For each line of the data below that holds "What", copy the line.

Raw records
+ + + + +

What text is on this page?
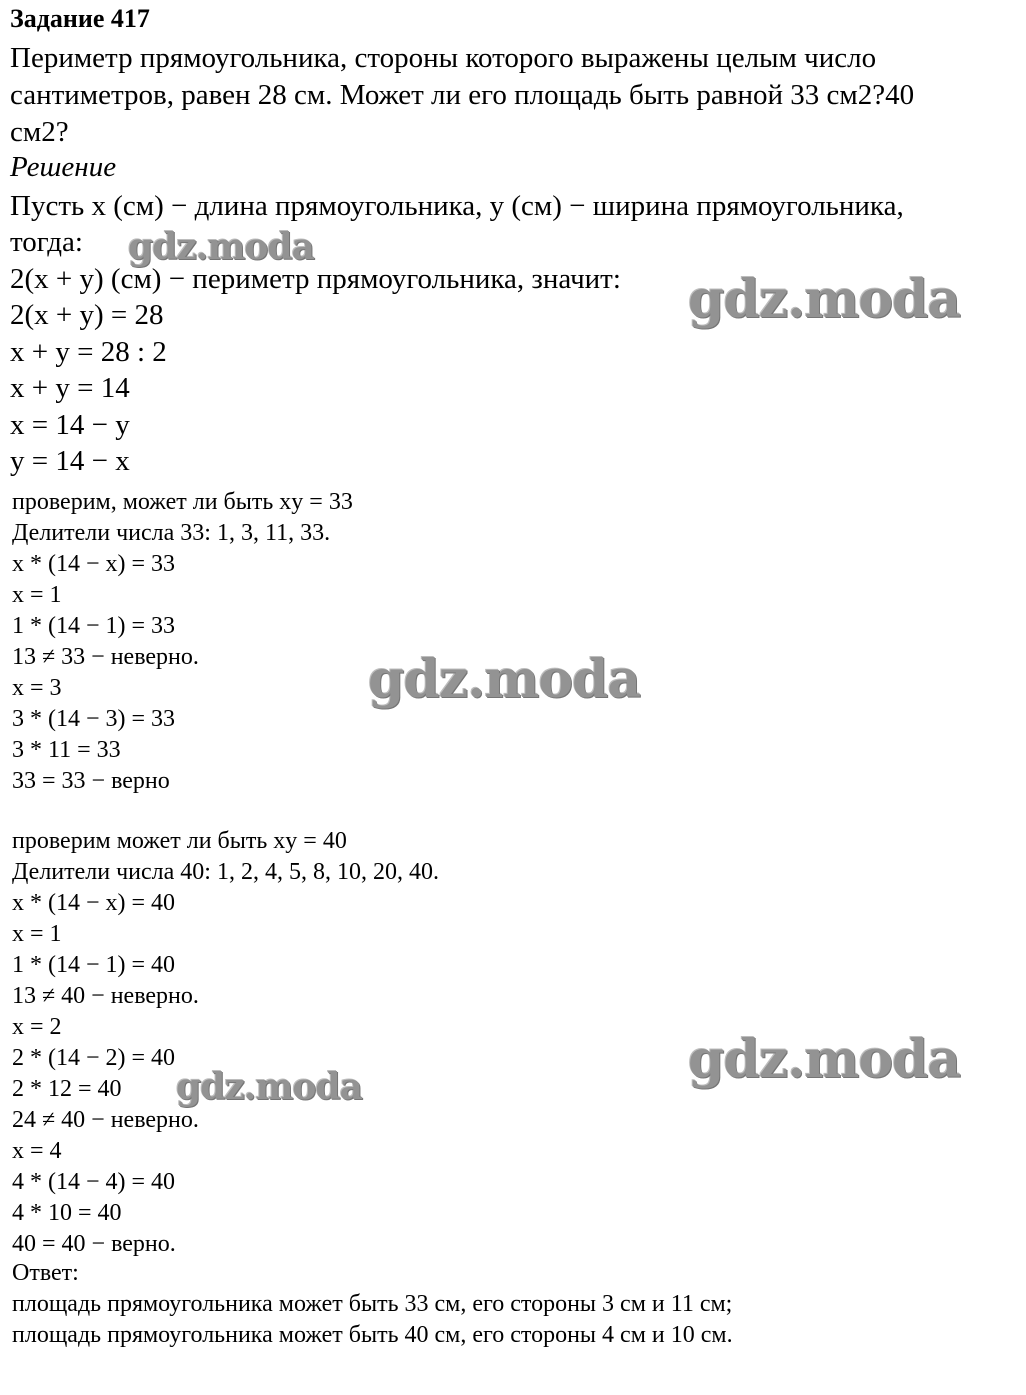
Задание 417
Периметр прямоугольника, стороны которого выражены целым число
сантиметров, равен 28 см. Может ли его площадь быть равной 33 см2?40
см2?
Решение
Пусть x (см) − длина прямоугольника, y (см) − ширина прямоугольника,
тогда:
2(x + y) (см) − периметр прямоугольника, значит:
2(x + y) = 28
x + y = 28 : 2
x + y = 14
x = 14 − y
y = 14 − x
проверим, может ли быть xy = 33
Делители числа 33: 1, 3, 11, 33.
x * (14 − x) = 33
x = 1
1 * (14 − 1) = 33
13 ≠ 33 − неверно.
x = 3
3 * (14 − 3) = 33
3 * 11 = 33
33 = 33 − верно
проверим может ли быть xy = 40
Делители числа 40: 1, 2, 4, 5, 8, 10, 20, 40.
x * (14 − x) = 40
x = 1
1 * (14 − 1) = 40
13 ≠ 40 − неверно.
x = 2
2 * (14 − 2) = 40
2 * 12 = 40
24 ≠ 40 − неверно.
x = 4
4 * (14 − 4) = 40
4 * 10 = 40
40 = 40 − верно.
Ответ:
площадь прямоугольника может быть 33 см, его стороны 3 см и 11 см;
площадь прямоугольника может быть 40 см, его стороны 4 см и 10 см.
gdz.moda
gdz.moda
gdz.moda
gdz.moda
gdz.moda
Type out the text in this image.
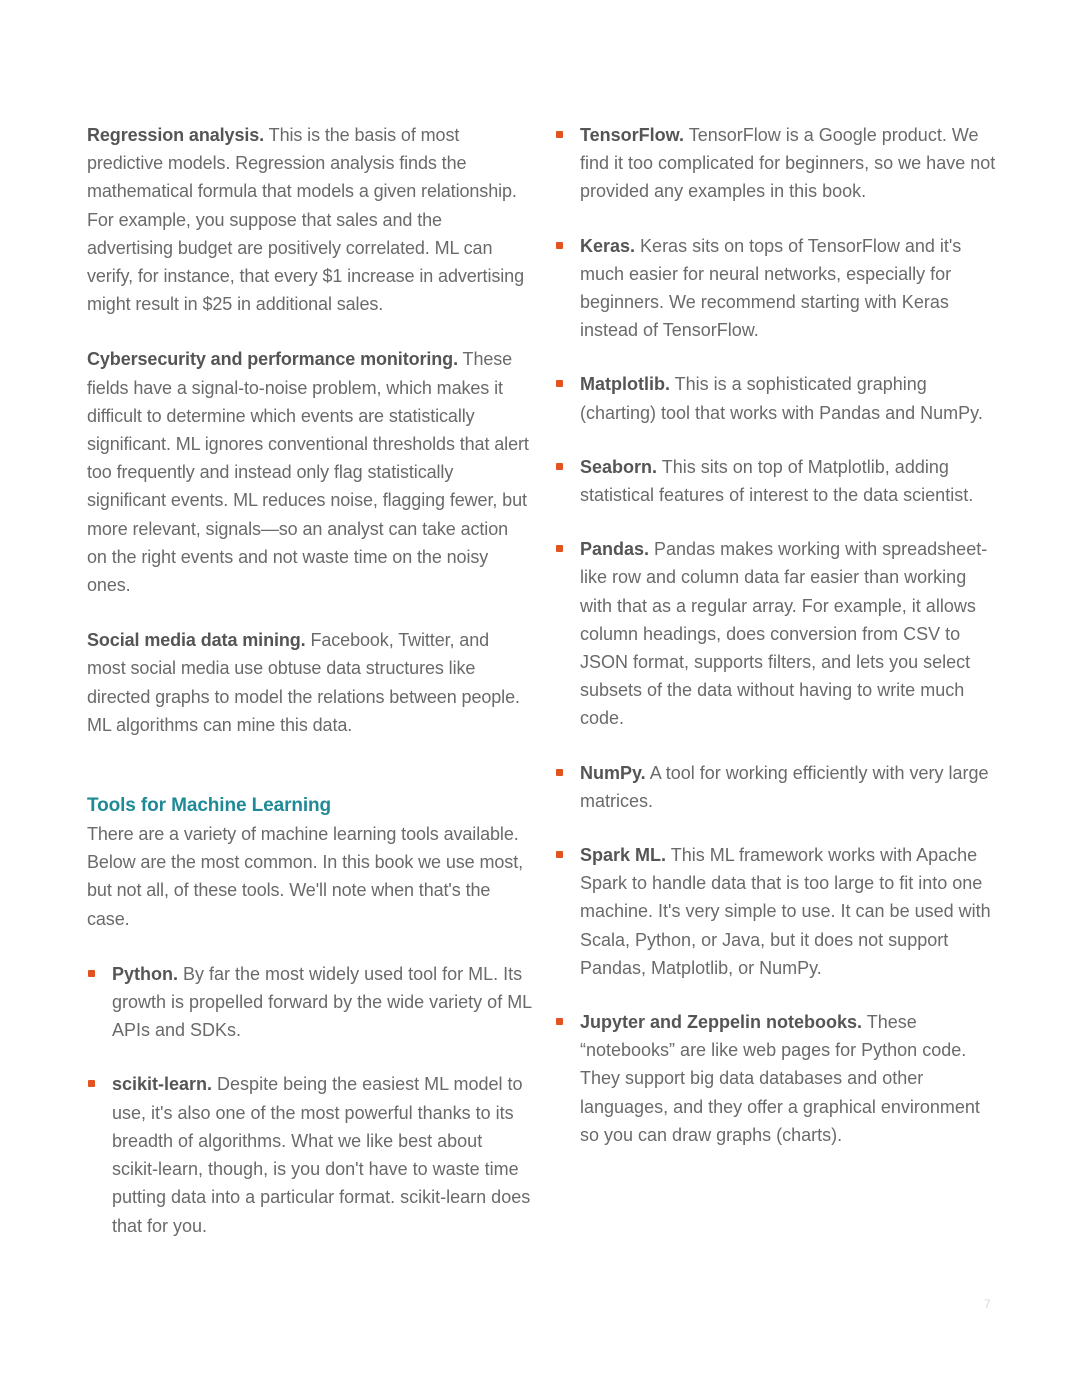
Regression analysis. This is the basis of most predictive models. Regression analysis finds the mathematical formula that models a given relationship. For example, you suppose that sales and the advertising budget are positively correlated. ML can verify, for instance, that every $1 increase in advertising might result in $25 in additional sales.

Cybersecurity and performance monitoring. These fields have a signal-to-noise problem, which makes it difficult to determine which events are statistically significant. ML ignores conventional thresholds that alert too frequently and instead only flag statistically significant events. ML reduces noise, flagging fewer, but more relevant, signals—so an analyst can take action on the right events and not waste time on the noisy ones.

Social media data mining. Facebook, Twitter, and most social media use obtuse data structures like directed graphs to model the relations between people. ML algorithms can mine this data.

Tools for Machine Learning

There are a variety of machine learning tools available. Below are the most common. In this book we use most, but not all, of these tools. We'll note when that's the case.

Python. By far the most widely used tool for ML. Its growth is propelled forward by the wide variety of ML APIs and SDKs.
scikit-learn. Despite being the easiest ML model to use, it's also one of the most powerful thanks to its breadth of algorithms. What we like best about scikit-learn, though, is you don't have to waste time putting data into a particular format. scikit-learn does that for you.
TensorFlow. TensorFlow is a Google product. We find it too complicated for beginners, so we have not provided any examples in this book.
Keras. Keras sits on tops of TensorFlow and it's much easier for neural networks, especially for beginners. We recommend starting with Keras instead of TensorFlow.
Matplotlib. This is a sophisticated graphing (charting) tool that works with Pandas and NumPy.
Seaborn. This sits on top of Matplotlib, adding statistical features of interest to the data scientist.
Pandas. Pandas makes working with spreadsheet-like row and column data far easier than working with that as a regular array. For example, it allows column headings, does conversion from CSV to JSON format, supports filters, and lets you select subsets of the data without having to write much code.
NumPy. A tool for working efficiently with very large matrices.
Spark ML. This ML framework works with Apache Spark to handle data that is too large to fit into one machine. It's very simple to use. It can be used with Scala, Python, or Java, but it does not support Pandas, Matplotlib, or NumPy.
Jupyter and Zeppelin notebooks. These “notebooks” are like web pages for Python code. They support big data databases and other languages, and they offer a graphical environment so you can draw graphs (charts).
7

+ + + + +

Task result:
What text is on this page?
scikit-learn. Despite being the easiest ML model to use, it's also one of the most powerful thanks to its breadth of algorithms. What we like best about scikit-learn, though, is you don't have to waste time putting data into a particular format. scikit-learn does that for you.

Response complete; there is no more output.